## START

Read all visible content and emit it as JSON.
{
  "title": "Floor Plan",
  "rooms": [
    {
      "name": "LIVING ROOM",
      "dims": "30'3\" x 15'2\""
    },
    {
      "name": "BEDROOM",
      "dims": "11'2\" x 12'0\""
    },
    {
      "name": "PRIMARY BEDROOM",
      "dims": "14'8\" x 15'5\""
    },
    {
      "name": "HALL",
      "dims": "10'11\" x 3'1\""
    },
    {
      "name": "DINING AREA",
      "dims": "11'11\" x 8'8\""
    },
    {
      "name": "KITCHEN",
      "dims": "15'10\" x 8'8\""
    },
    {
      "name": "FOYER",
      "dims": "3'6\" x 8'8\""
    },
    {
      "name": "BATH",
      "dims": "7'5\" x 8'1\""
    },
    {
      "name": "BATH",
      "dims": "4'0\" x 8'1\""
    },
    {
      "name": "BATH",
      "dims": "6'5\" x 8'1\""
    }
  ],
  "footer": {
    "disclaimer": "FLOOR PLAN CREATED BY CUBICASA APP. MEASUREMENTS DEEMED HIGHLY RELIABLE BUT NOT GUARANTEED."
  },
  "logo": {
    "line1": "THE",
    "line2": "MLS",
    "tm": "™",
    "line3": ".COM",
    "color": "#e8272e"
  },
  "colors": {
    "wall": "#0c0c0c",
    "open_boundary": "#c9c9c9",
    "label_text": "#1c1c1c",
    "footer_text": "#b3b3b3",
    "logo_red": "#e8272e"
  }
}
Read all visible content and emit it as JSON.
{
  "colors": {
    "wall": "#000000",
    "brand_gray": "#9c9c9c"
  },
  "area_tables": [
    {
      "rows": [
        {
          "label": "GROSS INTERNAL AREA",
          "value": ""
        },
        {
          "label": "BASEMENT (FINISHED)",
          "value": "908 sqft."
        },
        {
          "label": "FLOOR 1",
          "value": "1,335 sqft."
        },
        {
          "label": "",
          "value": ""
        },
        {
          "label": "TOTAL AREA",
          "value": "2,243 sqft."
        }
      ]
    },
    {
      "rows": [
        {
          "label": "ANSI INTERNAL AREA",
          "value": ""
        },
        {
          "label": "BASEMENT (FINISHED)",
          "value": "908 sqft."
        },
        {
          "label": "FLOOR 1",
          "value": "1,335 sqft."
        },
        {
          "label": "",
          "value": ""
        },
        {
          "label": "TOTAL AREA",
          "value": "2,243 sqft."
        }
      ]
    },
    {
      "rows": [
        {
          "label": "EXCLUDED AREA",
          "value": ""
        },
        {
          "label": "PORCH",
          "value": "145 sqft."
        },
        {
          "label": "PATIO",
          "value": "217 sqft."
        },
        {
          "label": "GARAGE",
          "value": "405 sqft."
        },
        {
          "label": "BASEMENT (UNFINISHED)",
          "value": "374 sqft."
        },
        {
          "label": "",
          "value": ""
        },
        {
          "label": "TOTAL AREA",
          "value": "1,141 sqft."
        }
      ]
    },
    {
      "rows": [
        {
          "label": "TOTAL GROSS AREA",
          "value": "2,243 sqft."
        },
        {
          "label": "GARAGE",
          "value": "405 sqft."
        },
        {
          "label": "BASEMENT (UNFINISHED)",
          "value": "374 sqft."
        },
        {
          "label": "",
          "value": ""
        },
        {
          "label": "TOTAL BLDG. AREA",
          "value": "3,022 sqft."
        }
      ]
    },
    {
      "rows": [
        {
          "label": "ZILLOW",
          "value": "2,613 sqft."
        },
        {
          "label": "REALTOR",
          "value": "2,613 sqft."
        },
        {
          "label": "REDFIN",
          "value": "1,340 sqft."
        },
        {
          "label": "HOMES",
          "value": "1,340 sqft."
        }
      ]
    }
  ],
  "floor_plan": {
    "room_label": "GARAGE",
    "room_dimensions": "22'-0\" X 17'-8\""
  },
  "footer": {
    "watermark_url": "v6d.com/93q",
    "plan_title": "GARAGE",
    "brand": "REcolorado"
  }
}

## END

Each entry above is to be printed again exactly.

Read all visible content and emit it as JSON.
{
  "title": "Floor Plan",
  "rooms": [
    {
      "name": "LIVING ROOM",
      "dims": "30'3\" x 15'2\""
    },
    {
      "name": "BEDROOM",
      "dims": "11'2\" x 12'0\""
    },
    {
      "name": "PRIMARY BEDROOM",
      "dims": "14'8\" x 15'5\""
    },
    {
      "name": "HALL",
      "dims": "10'11\" x 3'1\""
    },
    {
      "name": "DINING AREA",
      "dims": "11'11\" x 8'8\""
    },
    {
      "name": "KITCHEN",
      "dims": "15'10\" x 8'8\""
    },
    {
      "name": "FOYER",
      "dims": "3'6\" x 8'8\""
    },
    {
      "name": "BATH",
      "dims": "7'5\" x 8'1\""
    },
    {
      "name": "BATH",
      "dims": "4'0\" x 8'1\""
    },
    {
      "name": "BATH",
      "dims": "6'5\" x 8'1\""
    }
  ],
  "footer": {
    "disclaimer": "FLOOR PLAN CREATED BY CUBICASA APP. MEASUREMENTS DEEMED HIGHLY RELIABLE BUT NOT GUARANTEED."
  },
  "logo": {
    "line1": "THE",
    "line2": "MLS",
    "tm": "™",
    "line3": ".COM",
    "color": "#e8272e"
  },
  "colors": {
    "wall": "#0c0c0c",
    "open_boundary": "#c9c9c9",
    "label_text": "#1c1c1c",
    "footer_text": "#b3b3b3",
    "logo_red": "#e8272e"
  }
}
Read all visible content and emit it as JSON.
{
  "colors": {
    "wall": "#000000",
    "brand_gray": "#9c9c9c"
  },
  "area_tables": [
    {
      "rows": [
        {
          "label": "GROSS INTERNAL AREA",
          "value": ""
        },
        {
          "label": "BASEMENT (FINISHED)",
          "value": "908 sqft."
        },
        {
          "label": "FLOOR 1",
          "value": "1,335 sqft."
        },
        {
          "label": "",
          "value": ""
        },
        {
          "label": "TOTAL AREA",
          "value": "2,243 sqft."
        }
      ]
    },
    {
      "rows": [
        {
          "label": "ANSI INTERNAL AREA",
          "value": ""
        },
        {
          "label": "BASEMENT (FINISHED)",
          "value": "908 sqft."
        },
        {
          "label": "FLOOR 1",
          "value": "1,335 sqft."
        },
        {
          "label": "",
          "value": ""
        },
        {
          "label": "TOTAL AREA",
          "value": "2,243 sqft."
        }
      ]
    },
    {
      "rows": [
        {
          "label": "EXCLUDED AREA",
          "value": ""
        },
        {
          "label": "PORCH",
          "value": "145 sqft."
        },
        {
          "label": "PATIO",
          "value": "217 sqft."
        },
        {
          "label": "GARAGE",
          "value": "405 sqft."
        },
        {
          "label": "BASEMENT (UNFINISHED)",
          "value": "374 sqft."
        },
        {
          "label": "",
          "value": ""
        },
        {
          "label": "TOTAL AREA",
          "value": "1,141 sqft."
        }
      ]
    },
    {
      "rows": [
        {
          "label": "TOTAL GROSS AREA",
          "value": "2,243 sqft."
        },
        {
          "label": "GARAGE",
          "value": "405 sqft."
        },
        {
          "label": "BASEMENT (UNFINISHED)",
          "value": "374 sqft."
        },
        {
          "label": "",
          "value": ""
        },
        {
          "label": "TOTAL BLDG. AREA",
          "value": "3,022 sqft."
        }
      ]
    },
    {
      "rows": [
        {
          "label": "ZILLOW",
          "value": "2,613 sqft."
        },
        {
          "label": "REALTOR",
          "value": "2,613 sqft."
        },
        {
          "label": "REDFIN",
          "value": "1,340 sqft."
        },
        {
          "label": "HOMES",
          "value": "1,340 sqft."
        }
      ]
    }
  ],
  "floor_plan": {
    "room_label": "GARAGE",
    "room_dimensions": "22'-0\" X 17'-8\""
  },
  "footer": {
    "watermark_url": "v6d.com/93q",
    "plan_title": "GARAGE",
    "brand": "REcolorado"
  }
}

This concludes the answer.